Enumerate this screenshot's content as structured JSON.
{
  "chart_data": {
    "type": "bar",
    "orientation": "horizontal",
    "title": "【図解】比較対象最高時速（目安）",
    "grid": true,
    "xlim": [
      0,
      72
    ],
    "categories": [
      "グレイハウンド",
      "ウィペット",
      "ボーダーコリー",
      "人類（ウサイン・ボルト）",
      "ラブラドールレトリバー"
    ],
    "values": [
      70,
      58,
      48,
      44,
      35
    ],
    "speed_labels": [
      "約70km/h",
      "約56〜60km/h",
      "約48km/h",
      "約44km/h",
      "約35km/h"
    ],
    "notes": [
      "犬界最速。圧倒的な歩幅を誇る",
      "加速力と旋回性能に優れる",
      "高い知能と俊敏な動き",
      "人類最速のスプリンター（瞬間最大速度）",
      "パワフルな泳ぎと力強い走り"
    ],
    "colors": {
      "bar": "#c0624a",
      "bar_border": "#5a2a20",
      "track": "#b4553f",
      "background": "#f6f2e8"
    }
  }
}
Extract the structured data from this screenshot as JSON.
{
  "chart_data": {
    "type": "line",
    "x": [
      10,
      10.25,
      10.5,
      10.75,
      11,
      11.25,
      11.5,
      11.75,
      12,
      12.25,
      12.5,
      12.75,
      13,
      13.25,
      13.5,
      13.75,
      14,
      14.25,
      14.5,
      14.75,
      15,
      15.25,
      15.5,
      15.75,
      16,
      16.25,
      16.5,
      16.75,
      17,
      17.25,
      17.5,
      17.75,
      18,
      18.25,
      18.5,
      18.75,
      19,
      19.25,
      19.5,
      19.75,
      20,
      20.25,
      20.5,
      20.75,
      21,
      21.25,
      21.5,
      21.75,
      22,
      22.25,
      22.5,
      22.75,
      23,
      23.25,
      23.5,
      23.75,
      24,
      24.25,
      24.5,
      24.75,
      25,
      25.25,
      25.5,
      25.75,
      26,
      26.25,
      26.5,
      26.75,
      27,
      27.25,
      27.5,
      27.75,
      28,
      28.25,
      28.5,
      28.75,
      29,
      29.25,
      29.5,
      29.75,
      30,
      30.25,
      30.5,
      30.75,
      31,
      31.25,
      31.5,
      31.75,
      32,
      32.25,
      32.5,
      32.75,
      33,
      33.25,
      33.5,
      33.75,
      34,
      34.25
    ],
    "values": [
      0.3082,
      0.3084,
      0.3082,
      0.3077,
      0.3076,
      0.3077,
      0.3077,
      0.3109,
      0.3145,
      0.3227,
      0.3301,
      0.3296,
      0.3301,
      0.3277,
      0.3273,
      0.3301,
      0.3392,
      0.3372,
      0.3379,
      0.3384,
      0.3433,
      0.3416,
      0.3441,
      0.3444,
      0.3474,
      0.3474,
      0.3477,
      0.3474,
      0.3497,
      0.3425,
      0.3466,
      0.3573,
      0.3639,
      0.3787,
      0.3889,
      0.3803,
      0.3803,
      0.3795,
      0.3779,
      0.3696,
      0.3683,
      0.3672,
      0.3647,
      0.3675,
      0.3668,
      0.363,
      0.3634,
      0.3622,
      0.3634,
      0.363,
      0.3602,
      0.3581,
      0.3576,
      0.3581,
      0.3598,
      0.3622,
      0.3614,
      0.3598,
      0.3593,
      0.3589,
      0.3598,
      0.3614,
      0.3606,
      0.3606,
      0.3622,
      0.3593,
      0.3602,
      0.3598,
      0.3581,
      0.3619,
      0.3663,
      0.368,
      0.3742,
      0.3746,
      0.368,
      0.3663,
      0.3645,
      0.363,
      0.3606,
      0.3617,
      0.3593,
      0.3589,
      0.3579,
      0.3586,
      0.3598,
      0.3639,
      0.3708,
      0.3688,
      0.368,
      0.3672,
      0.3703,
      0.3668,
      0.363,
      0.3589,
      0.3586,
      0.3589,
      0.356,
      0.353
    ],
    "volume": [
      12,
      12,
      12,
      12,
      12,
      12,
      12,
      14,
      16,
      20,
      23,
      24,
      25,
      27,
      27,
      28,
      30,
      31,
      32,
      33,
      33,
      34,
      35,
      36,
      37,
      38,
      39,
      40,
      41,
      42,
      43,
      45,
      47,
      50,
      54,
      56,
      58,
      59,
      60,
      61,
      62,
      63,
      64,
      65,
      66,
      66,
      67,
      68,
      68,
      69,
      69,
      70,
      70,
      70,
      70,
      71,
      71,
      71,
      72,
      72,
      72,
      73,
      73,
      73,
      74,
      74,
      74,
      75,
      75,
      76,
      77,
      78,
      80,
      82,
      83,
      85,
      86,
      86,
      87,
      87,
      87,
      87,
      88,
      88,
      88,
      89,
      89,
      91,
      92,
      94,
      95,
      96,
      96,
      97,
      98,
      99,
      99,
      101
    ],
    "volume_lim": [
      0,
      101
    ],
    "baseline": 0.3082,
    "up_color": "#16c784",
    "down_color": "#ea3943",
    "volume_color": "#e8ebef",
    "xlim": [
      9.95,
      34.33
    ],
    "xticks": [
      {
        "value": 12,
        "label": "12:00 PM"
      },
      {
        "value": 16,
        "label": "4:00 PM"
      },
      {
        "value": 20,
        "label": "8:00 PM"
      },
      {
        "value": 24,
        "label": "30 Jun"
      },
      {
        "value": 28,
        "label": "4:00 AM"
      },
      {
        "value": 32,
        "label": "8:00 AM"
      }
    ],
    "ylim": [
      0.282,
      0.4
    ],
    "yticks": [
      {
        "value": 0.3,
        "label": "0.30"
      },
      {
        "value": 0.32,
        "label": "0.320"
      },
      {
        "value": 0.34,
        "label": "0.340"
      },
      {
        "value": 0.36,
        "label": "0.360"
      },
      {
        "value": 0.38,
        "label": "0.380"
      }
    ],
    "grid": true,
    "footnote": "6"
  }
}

• [What is expected]
Every record above needs to be repeated word for word.

• [Worked answer]
Enumerate this screenshot's content as structured JSON.
{
  "chart_data": {
    "type": "bar",
    "orientation": "horizontal",
    "title": "【図解】比較対象最高時速（目安）",
    "grid": true,
    "xlim": [
      0,
      72
    ],
    "categories": [
      "グレイハウンド",
      "ウィペット",
      "ボーダーコリー",
      "人類（ウサイン・ボルト）",
      "ラブラドールレトリバー"
    ],
    "values": [
      70,
      58,
      48,
      44,
      35
    ],
    "speed_labels": [
      "約70km/h",
      "約56〜60km/h",
      "約48km/h",
      "約44km/h",
      "約35km/h"
    ],
    "notes": [
      "犬界最速。圧倒的な歩幅を誇る",
      "加速力と旋回性能に優れる",
      "高い知能と俊敏な動き",
      "人類最速のスプリンター（瞬間最大速度）",
      "パワフルな泳ぎと力強い走り"
    ],
    "colors": {
      "bar": "#c0624a",
      "bar_border": "#5a2a20",
      "track": "#b4553f",
      "background": "#f6f2e8"
    }
  }
}
Extract the structured data from this screenshot as JSON.
{
  "chart_data": {
    "type": "line",
    "x": [
      10,
      10.25,
      10.5,
      10.75,
      11,
      11.25,
      11.5,
      11.75,
      12,
      12.25,
      12.5,
      12.75,
      13,
      13.25,
      13.5,
      13.75,
      14,
      14.25,
      14.5,
      14.75,
      15,
      15.25,
      15.5,
      15.75,
      16,
      16.25,
      16.5,
      16.75,
      17,
      17.25,
      17.5,
      17.75,
      18,
      18.25,
      18.5,
      18.75,
      19,
      19.25,
      19.5,
      19.75,
      20,
      20.25,
      20.5,
      20.75,
      21,
      21.25,
      21.5,
      21.75,
      22,
      22.25,
      22.5,
      22.75,
      23,
      23.25,
      23.5,
      23.75,
      24,
      24.25,
      24.5,
      24.75,
      25,
      25.25,
      25.5,
      25.75,
      26,
      26.25,
      26.5,
      26.75,
      27,
      27.25,
      27.5,
      27.75,
      28,
      28.25,
      28.5,
      28.75,
      29,
      29.25,
      29.5,
      29.75,
      30,
      30.25,
      30.5,
      30.75,
      31,
      31.25,
      31.5,
      31.75,
      32,
      32.25,
      32.5,
      32.75,
      33,
      33.25,
      33.5,
      33.75,
      34,
      34.25
    ],
    "values": [
      0.3082,
      0.3084,
      0.3082,
      0.3077,
      0.3076,
      0.3077,
      0.3077,
      0.3109,
      0.3145,
      0.3227,
      0.3301,
      0.3296,
      0.3301,
      0.3277,
      0.3273,
      0.3301,
      0.3392,
      0.3372,
      0.3379,
      0.3384,
      0.3433,
      0.3416,
      0.3441,
      0.3444,
      0.3474,
      0.3474,
      0.3477,
      0.3474,
      0.3497,
      0.3425,
      0.3466,
      0.3573,
      0.3639,
      0.3787,
      0.3889,
      0.3803,
      0.3803,
      0.3795,
      0.3779,
      0.3696,
      0.3683,
      0.3672,
      0.3647,
      0.3675,
      0.3668,
      0.363,
      0.3634,
      0.3622,
      0.3634,
      0.363,
      0.3602,
      0.3581,
      0.3576,
      0.3581,
      0.3598,
      0.3622,
      0.3614,
      0.3598,
      0.3593,
      0.3589,
      0.3598,
      0.3614,
      0.3606,
      0.3606,
      0.3622,
      0.3593,
      0.3602,
      0.3598,
      0.3581,
      0.3619,
      0.3663,
      0.368,
      0.3742,
      0.3746,
      0.368,
      0.3663,
      0.3645,
      0.363,
      0.3606,
      0.3617,
      0.3593,
      0.3589,
      0.3579,
      0.3586,
      0.3598,
      0.3639,
      0.3708,
      0.3688,
      0.368,
      0.3672,
      0.3703,
      0.3668,
      0.363,
      0.3589,
      0.3586,
      0.3589,
      0.356,
      0.353
    ],
    "volume": [
      12,
      12,
      12,
      12,
      12,
      12,
      12,
      14,
      16,
      20,
      23,
      24,
      25,
      27,
      27,
      28,
      30,
      31,
      32,
      33,
      33,
      34,
      35,
      36,
      37,
      38,
      39,
      40,
      41,
      42,
      43,
      45,
      47,
      50,
      54,
      56,
      58,
      59,
      60,
      61,
      62,
      63,
      64,
      65,
      66,
      66,
      67,
      68,
      68,
      69,
      69,
      70,
      70,
      70,
      70,
      71,
      71,
      71,
      72,
      72,
      72,
      73,
      73,
      73,
      74,
      74,
      74,
      75,
      75,
      76,
      77,
      78,
      80,
      82,
      83,
      85,
      86,
      86,
      87,
      87,
      87,
      87,
      88,
      88,
      88,
      89,
      89,
      91,
      92,
      94,
      95,
      96,
      96,
      97,
      98,
      99,
      99,
      101
    ],
    "volume_lim": [
      0,
      101
    ],
    "baseline": 0.3082,
    "up_color": "#16c784",
    "down_color": "#ea3943",
    "volume_color": "#e8ebef",
    "xlim": [
      9.95,
      34.33
    ],
    "xticks": [
      {
        "value": 12,
        "label": "12:00 PM"
      },
      {
        "value": 16,
        "label": "4:00 PM"
      },
      {
        "value": 20,
        "label": "8:00 PM"
      },
      {
        "value": 24,
        "label": "30 Jun"
      },
      {
        "value": 28,
        "label": "4:00 AM"
      },
      {
        "value": 32,
        "label": "8:00 AM"
      }
    ],
    "ylim": [
      0.282,
      0.4
    ],
    "yticks": [
      {
        "value": 0.3,
        "label": "0.30"
      },
      {
        "value": 0.32,
        "label": "0.320"
      },
      {
        "value": 0.34,
        "label": "0.340"
      },
      {
        "value": 0.36,
        "label": "0.360"
      },
      {
        "value": 0.38,
        "label": "0.380"
      }
    ],
    "grid": true,
    "footnote": "6"
  }
}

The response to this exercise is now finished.